[Saved entries]
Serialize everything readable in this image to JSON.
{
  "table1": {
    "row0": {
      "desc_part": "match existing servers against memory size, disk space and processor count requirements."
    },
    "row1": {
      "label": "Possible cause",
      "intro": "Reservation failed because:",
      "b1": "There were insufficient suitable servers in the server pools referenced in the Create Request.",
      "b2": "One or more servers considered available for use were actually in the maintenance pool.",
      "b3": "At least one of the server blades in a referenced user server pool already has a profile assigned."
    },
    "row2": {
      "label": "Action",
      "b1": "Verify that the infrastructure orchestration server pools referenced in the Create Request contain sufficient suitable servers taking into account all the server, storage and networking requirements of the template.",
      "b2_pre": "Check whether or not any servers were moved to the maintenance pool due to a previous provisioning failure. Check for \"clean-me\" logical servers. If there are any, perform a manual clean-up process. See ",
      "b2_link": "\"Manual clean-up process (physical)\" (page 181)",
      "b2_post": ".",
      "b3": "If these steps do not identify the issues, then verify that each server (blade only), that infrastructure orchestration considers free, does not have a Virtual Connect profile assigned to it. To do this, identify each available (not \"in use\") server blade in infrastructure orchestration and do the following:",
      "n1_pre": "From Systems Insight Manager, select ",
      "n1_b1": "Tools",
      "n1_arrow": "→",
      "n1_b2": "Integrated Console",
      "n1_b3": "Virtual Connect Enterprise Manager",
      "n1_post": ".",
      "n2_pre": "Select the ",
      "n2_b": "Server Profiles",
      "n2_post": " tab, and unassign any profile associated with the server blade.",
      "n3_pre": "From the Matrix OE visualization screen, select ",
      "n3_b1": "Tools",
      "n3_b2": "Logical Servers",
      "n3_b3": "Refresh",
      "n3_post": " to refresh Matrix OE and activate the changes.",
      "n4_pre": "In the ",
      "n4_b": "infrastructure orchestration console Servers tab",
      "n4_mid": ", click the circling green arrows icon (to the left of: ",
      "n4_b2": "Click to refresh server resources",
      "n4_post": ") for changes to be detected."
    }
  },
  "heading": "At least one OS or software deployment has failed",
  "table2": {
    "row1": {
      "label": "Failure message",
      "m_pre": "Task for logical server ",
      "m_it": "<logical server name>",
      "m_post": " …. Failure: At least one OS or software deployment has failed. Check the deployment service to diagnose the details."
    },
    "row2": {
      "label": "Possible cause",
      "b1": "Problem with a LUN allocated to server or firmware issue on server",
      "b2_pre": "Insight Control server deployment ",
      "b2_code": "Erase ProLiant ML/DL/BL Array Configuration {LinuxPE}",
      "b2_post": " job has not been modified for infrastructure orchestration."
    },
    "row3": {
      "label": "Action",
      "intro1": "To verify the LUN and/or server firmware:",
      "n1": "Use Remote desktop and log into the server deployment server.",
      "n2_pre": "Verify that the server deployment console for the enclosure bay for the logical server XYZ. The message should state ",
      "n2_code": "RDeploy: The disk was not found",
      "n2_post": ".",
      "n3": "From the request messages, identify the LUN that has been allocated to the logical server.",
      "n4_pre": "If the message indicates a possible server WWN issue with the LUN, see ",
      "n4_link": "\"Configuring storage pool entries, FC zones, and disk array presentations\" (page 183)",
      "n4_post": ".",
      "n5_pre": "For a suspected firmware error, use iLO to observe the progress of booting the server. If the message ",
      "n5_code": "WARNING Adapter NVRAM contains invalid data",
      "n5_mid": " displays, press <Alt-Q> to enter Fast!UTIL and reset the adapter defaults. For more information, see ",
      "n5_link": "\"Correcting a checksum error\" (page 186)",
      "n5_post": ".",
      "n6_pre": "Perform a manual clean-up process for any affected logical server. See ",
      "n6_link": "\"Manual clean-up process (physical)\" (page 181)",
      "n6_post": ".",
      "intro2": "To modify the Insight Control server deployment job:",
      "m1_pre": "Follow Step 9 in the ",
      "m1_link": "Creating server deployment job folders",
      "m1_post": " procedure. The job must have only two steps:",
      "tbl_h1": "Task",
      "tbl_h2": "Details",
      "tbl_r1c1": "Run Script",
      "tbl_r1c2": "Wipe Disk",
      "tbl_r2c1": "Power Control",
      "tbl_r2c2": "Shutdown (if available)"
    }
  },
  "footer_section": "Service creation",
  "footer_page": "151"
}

- [WRITTEN INSTRUCTION]: Generate an exact reproduction of all entries.

- [RESULT OF THE EXERCISE]:
Serialize everything readable in this image to JSON.
{
  "table1": {
    "row0": {
      "desc_part": "match existing servers against memory size, disk space and processor count requirements."
    },
    "row1": {
      "label": "Possible cause",
      "intro": "Reservation failed because:",
      "b1": "There were insufficient suitable servers in the server pools referenced in the Create Request.",
      "b2": "One or more servers considered available for use were actually in the maintenance pool.",
      "b3": "At least one of the server blades in a referenced user server pool already has a profile assigned."
    },
    "row2": {
      "label": "Action",
      "b1": "Verify that the infrastructure orchestration server pools referenced in the Create Request contain sufficient suitable servers taking into account all the server, storage and networking requirements of the template.",
      "b2_pre": "Check whether or not any servers were moved to the maintenance pool due to a previous provisioning failure. Check for \"clean-me\" logical servers. If there are any, perform a manual clean-up process. See ",
      "b2_link": "\"Manual clean-up process (physical)\" (page 181)",
      "b2_post": ".",
      "b3": "If these steps do not identify the issues, then verify that each server (blade only), that infrastructure orchestration considers free, does not have a Virtual Connect profile assigned to it. To do this, identify each available (not \"in use\") server blade in infrastructure orchestration and do the following:",
      "n1_pre": "From Systems Insight Manager, select ",
      "n1_b1": "Tools",
      "n1_arrow": "→",
      "n1_b2": "Integrated Console",
      "n1_b3": "Virtual Connect Enterprise Manager",
      "n1_post": ".",
      "n2_pre": "Select the ",
      "n2_b": "Server Profiles",
      "n2_post": " tab, and unassign any profile associated with the server blade.",
      "n3_pre": "From the Matrix OE visualization screen, select ",
      "n3_b1": "Tools",
      "n3_b2": "Logical Servers",
      "n3_b3": "Refresh",
      "n3_post": " to refresh Matrix OE and activate the changes.",
      "n4_pre": "In the ",
      "n4_b": "infrastructure orchestration console Servers tab",
      "n4_mid": ", click the circling green arrows icon (to the left of: ",
      "n4_b2": "Click to refresh server resources",
      "n4_post": ") for changes to be detected."
    }
  },
  "heading": "At least one OS or software deployment has failed",
  "table2": {
    "row1": {
      "label": "Failure message",
      "m_pre": "Task for logical server ",
      "m_it": "<logical server name>",
      "m_post": " …. Failure: At least one OS or software deployment has failed. Check the deployment service to diagnose the details."
    },
    "row2": {
      "label": "Possible cause",
      "b1": "Problem with a LUN allocated to server or firmware issue on server",
      "b2_pre": "Insight Control server deployment ",
      "b2_code": "Erase ProLiant ML/DL/BL Array Configuration {LinuxPE}",
      "b2_post": " job has not been modified for infrastructure orchestration."
    },
    "row3": {
      "label": "Action",
      "intro1": "To verify the LUN and/or server firmware:",
      "n1": "Use Remote desktop and log into the server deployment server.",
      "n2_pre": "Verify that the server deployment console for the enclosure bay for the logical server XYZ. The message should state ",
      "n2_code": "RDeploy: The disk was not found",
      "n2_post": ".",
      "n3": "From the request messages, identify the LUN that has been allocated to the logical server.",
      "n4_pre": "If the message indicates a possible server WWN issue with the LUN, see ",
      "n4_link": "\"Configuring storage pool entries, FC zones, and disk array presentations\" (page 183)",
      "n4_post": ".",
      "n5_pre": "For a suspected firmware error, use iLO to observe the progress of booting the server. If the message ",
      "n5_code": "WARNING Adapter NVRAM contains invalid data",
      "n5_mid": " displays, press <Alt-Q> to enter Fast!UTIL and reset the adapter defaults. For more information, see ",
      "n5_link": "\"Correcting a checksum error\" (page 186)",
      "n5_post": ".",
      "n6_pre": "Perform a manual clean-up process for any affected logical server. See ",
      "n6_link": "\"Manual clean-up process (physical)\" (page 181)",
      "n6_post": ".",
      "intro2": "To modify the Insight Control server deployment job:",
      "m1_pre": "Follow Step 9 in the ",
      "m1_link": "Creating server deployment job folders",
      "m1_post": " procedure. The job must have only two steps:",
      "tbl_h1": "Task",
      "tbl_h2": "Details",
      "tbl_r1c1": "Run Script",
      "tbl_r1c2": "Wipe Disk",
      "tbl_r2c1": "Power Control",
      "tbl_r2c2": "Shutdown (if available)"
    }
  },
  "footer_section": "Service creation",
  "footer_page": "151"
}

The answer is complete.